-- Begin LISTING --

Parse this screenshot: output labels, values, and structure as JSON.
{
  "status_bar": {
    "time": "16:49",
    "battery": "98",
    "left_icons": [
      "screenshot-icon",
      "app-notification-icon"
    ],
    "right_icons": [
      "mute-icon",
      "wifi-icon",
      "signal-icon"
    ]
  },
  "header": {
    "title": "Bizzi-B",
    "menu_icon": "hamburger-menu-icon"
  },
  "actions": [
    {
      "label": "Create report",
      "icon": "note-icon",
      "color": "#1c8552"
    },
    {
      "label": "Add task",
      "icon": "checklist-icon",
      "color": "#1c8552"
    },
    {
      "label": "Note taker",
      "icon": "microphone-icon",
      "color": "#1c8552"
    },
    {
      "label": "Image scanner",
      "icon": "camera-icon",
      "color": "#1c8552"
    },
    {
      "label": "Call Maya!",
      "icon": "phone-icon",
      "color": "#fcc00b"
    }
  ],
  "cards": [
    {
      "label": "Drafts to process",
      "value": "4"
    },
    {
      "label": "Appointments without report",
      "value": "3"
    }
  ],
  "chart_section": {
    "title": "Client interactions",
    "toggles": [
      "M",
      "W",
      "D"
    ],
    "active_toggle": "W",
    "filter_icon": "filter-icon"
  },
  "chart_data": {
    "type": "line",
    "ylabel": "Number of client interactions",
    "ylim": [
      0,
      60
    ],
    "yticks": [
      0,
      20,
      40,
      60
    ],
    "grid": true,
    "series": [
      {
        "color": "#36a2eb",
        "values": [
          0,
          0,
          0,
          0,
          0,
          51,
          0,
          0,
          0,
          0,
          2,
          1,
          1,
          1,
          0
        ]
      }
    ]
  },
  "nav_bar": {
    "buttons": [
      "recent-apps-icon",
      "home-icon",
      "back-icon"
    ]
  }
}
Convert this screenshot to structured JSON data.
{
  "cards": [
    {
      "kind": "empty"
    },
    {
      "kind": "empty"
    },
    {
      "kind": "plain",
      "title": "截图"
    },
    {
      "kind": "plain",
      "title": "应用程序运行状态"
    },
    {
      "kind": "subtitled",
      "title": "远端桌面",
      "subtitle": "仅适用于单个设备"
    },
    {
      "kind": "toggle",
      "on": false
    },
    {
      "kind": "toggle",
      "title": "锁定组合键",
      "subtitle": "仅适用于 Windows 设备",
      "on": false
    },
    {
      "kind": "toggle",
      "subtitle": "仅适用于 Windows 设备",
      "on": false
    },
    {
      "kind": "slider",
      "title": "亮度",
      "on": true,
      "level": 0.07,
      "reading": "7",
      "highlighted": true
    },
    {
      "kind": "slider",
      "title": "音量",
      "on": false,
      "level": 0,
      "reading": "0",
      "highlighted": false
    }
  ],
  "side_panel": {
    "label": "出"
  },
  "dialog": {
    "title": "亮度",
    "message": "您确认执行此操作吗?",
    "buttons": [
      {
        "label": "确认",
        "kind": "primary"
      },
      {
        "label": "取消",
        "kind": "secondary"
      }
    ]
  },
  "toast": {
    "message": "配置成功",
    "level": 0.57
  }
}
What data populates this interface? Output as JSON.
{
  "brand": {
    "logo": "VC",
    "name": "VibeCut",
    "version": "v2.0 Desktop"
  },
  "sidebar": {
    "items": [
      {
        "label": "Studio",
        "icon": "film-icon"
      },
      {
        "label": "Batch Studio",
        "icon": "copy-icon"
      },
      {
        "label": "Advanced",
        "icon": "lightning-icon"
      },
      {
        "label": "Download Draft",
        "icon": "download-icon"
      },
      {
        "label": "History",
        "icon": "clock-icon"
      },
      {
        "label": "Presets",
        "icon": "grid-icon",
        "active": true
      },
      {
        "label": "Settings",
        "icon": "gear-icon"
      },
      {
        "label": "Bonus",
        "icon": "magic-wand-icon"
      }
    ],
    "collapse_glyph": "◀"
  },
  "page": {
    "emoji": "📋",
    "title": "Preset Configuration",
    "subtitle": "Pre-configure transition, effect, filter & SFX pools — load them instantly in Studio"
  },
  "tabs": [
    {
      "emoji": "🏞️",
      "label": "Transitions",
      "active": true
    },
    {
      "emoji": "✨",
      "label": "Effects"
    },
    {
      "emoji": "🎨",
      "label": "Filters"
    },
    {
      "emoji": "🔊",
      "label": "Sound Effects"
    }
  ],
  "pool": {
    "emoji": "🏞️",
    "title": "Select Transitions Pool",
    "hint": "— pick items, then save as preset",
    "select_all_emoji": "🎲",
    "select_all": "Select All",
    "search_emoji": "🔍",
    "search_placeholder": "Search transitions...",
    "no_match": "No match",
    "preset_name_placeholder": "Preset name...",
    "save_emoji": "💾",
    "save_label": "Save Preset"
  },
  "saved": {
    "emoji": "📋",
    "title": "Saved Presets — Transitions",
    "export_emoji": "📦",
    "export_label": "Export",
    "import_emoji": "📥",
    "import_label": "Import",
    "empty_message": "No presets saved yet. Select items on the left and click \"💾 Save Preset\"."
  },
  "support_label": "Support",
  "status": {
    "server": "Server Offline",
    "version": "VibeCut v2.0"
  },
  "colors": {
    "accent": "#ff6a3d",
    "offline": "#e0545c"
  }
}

-- End LISTING --

▶ _TASK INSTRUCTIONS_:
Give the records above again, word for word.

▶ _EXERCISE RESPONSE_:
Parse this screenshot: output labels, values, and structure as JSON.
{
  "status_bar": {
    "time": "16:49",
    "battery": "98",
    "left_icons": [
      "screenshot-icon",
      "app-notification-icon"
    ],
    "right_icons": [
      "mute-icon",
      "wifi-icon",
      "signal-icon"
    ]
  },
  "header": {
    "title": "Bizzi-B",
    "menu_icon": "hamburger-menu-icon"
  },
  "actions": [
    {
      "label": "Create report",
      "icon": "note-icon",
      "color": "#1c8552"
    },
    {
      "label": "Add task",
      "icon": "checklist-icon",
      "color": "#1c8552"
    },
    {
      "label": "Note taker",
      "icon": "microphone-icon",
      "color": "#1c8552"
    },
    {
      "label": "Image scanner",
      "icon": "camera-icon",
      "color": "#1c8552"
    },
    {
      "label": "Call Maya!",
      "icon": "phone-icon",
      "color": "#fcc00b"
    }
  ],
  "cards": [
    {
      "label": "Drafts to process",
      "value": "4"
    },
    {
      "label": "Appointments without report",
      "value": "3"
    }
  ],
  "chart_section": {
    "title": "Client interactions",
    "toggles": [
      "M",
      "W",
      "D"
    ],
    "active_toggle": "W",
    "filter_icon": "filter-icon"
  },
  "chart_data": {
    "type": "line",
    "ylabel": "Number of client interactions",
    "ylim": [
      0,
      60
    ],
    "yticks": [
      0,
      20,
      40,
      60
    ],
    "grid": true,
    "series": [
      {
        "color": "#36a2eb",
        "values": [
          0,
          0,
          0,
          0,
          0,
          51,
          0,
          0,
          0,
          0,
          2,
          1,
          1,
          1,
          0
        ]
      }
    ]
  },
  "nav_bar": {
    "buttons": [
      "recent-apps-icon",
      "home-icon",
      "back-icon"
    ]
  }
}
Convert this screenshot to structured JSON data.
{
  "cards": [
    {
      "kind": "empty"
    },
    {
      "kind": "empty"
    },
    {
      "kind": "plain",
      "title": "截图"
    },
    {
      "kind": "plain",
      "title": "应用程序运行状态"
    },
    {
      "kind": "subtitled",
      "title": "远端桌面",
      "subtitle": "仅适用于单个设备"
    },
    {
      "kind": "toggle",
      "on": false
    },
    {
      "kind": "toggle",
      "title": "锁定组合键",
      "subtitle": "仅适用于 Windows 设备",
      "on": false
    },
    {
      "kind": "toggle",
      "subtitle": "仅适用于 Windows 设备",
      "on": false
    },
    {
      "kind": "slider",
      "title": "亮度",
      "on": true,
      "level": 0.07,
      "reading": "7",
      "highlighted": true
    },
    {
      "kind": "slider",
      "title": "音量",
      "on": false,
      "level": 0,
      "reading": "0",
      "highlighted": false
    }
  ],
  "side_panel": {
    "label": "出"
  },
  "dialog": {
    "title": "亮度",
    "message": "您确认执行此操作吗?",
    "buttons": [
      {
        "label": "确认",
        "kind": "primary"
      },
      {
        "label": "取消",
        "kind": "secondary"
      }
    ]
  },
  "toast": {
    "message": "配置成功",
    "level": 0.57
  }
}
What data populates this interface? Output as JSON.
{
  "brand": {
    "logo": "VC",
    "name": "VibeCut",
    "version": "v2.0 Desktop"
  },
  "sidebar": {
    "items": [
      {
        "label": "Studio",
        "icon": "film-icon"
      },
      {
        "label": "Batch Studio",
        "icon": "copy-icon"
      },
      {
        "label": "Advanced",
        "icon": "lightning-icon"
      },
      {
        "label": "Download Draft",
        "icon": "download-icon"
      },
      {
        "label": "History",
        "icon": "clock-icon"
      },
      {
        "label": "Presets",
        "icon": "grid-icon",
        "active": true
      },
      {
        "label": "Settings",
        "icon": "gear-icon"
      },
      {
        "label": "Bonus",
        "icon": "magic-wand-icon"
      }
    ],
    "collapse_glyph": "◀"
  },
  "page": {
    "emoji": "📋",
    "title": "Preset Configuration",
    "subtitle": "Pre-configure transition, effect, filter & SFX pools — load them instantly in Studio"
  },
  "tabs": [
    {
      "emoji": "🏞️",
      "label": "Transitions",
      "active": true
    },
    {
      "emoji": "✨",
      "label": "Effects"
    },
    {
      "emoji": "🎨",
      "label": "Filters"
    },
    {
      "emoji": "🔊",
      "label": "Sound Effects"
    }
  ],
  "pool": {
    "emoji": "🏞️",
    "title": "Select Transitions Pool",
    "hint": "— pick items, then save as preset",
    "select_all_emoji": "🎲",
    "select_all": "Select All",
    "search_emoji": "🔍",
    "search_placeholder": "Search transitions...",
    "no_match": "No match",
    "preset_name_placeholder": "Preset name...",
    "save_emoji": "💾",
    "save_label": "Save Preset"
  },
  "saved": {
    "emoji": "📋",
    "title": "Saved Presets — Transitions",
    "export_emoji": "📦",
    "export_label": "Export",
    "import_emoji": "📥",
    "import_label": "Import",
    "empty_message": "No presets saved yet. Select items on the left and click \"💾 Save Preset\"."
  },
  "support_label": "Support",
  "status": {
    "server": "Server Offline",
    "version": "VibeCut v2.0"
  },
  "colors": {
    "accent": "#ff6a3d",
    "offline": "#e0545c"
  }
}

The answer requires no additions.